─── SUPPLIED DATA

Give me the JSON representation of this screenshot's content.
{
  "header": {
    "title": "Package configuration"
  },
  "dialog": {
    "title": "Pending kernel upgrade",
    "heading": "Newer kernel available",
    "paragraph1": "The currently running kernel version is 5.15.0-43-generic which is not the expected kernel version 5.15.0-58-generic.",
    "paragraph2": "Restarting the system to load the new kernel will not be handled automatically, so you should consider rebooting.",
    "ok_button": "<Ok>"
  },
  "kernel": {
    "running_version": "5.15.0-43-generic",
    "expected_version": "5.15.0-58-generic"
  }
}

──────
─── SUPPLIED DATA

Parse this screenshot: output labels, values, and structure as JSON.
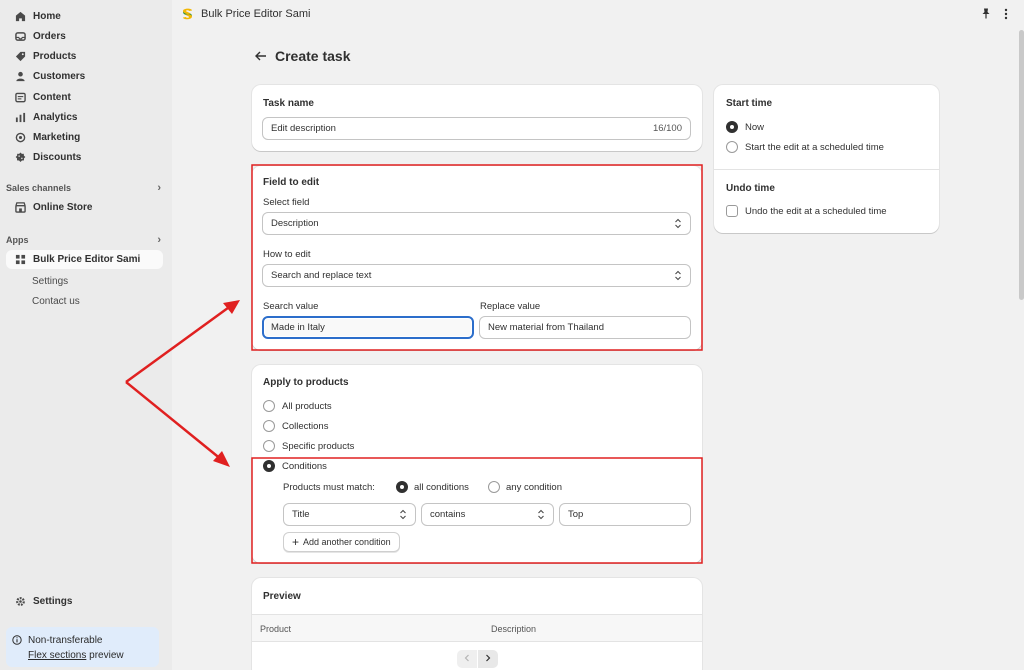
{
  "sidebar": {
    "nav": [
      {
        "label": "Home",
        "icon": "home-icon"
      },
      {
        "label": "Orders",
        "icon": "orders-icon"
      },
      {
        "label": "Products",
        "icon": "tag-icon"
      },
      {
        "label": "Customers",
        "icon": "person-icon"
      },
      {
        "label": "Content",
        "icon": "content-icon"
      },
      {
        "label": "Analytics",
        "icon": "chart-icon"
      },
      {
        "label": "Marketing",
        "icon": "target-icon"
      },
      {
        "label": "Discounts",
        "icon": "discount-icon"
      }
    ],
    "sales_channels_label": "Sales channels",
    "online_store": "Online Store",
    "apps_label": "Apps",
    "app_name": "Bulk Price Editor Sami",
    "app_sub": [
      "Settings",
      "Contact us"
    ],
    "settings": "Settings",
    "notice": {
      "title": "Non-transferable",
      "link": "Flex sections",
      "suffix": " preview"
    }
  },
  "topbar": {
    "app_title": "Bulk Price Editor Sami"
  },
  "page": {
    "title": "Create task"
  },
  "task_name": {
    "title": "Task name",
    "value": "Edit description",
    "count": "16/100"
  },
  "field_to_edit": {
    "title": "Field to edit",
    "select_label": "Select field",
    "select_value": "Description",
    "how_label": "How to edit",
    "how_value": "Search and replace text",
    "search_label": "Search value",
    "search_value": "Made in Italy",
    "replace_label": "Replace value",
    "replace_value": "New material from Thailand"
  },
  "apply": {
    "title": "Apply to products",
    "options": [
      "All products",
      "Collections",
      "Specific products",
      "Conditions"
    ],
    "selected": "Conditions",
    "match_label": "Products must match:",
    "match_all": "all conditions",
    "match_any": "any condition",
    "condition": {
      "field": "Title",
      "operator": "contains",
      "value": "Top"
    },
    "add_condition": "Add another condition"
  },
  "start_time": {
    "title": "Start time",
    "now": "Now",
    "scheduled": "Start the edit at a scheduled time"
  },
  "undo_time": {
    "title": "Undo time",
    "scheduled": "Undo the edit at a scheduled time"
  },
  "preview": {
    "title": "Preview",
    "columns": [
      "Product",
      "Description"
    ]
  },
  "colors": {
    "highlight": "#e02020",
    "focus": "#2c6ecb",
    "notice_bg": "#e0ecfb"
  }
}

──────

SET EXERCISE: Report all lines of the data that include the word "Editor".

THE OUTPUT:
    "app_name": "Bulk Price Editor Sami",
    "app_title": "Bulk Price Editor Sami"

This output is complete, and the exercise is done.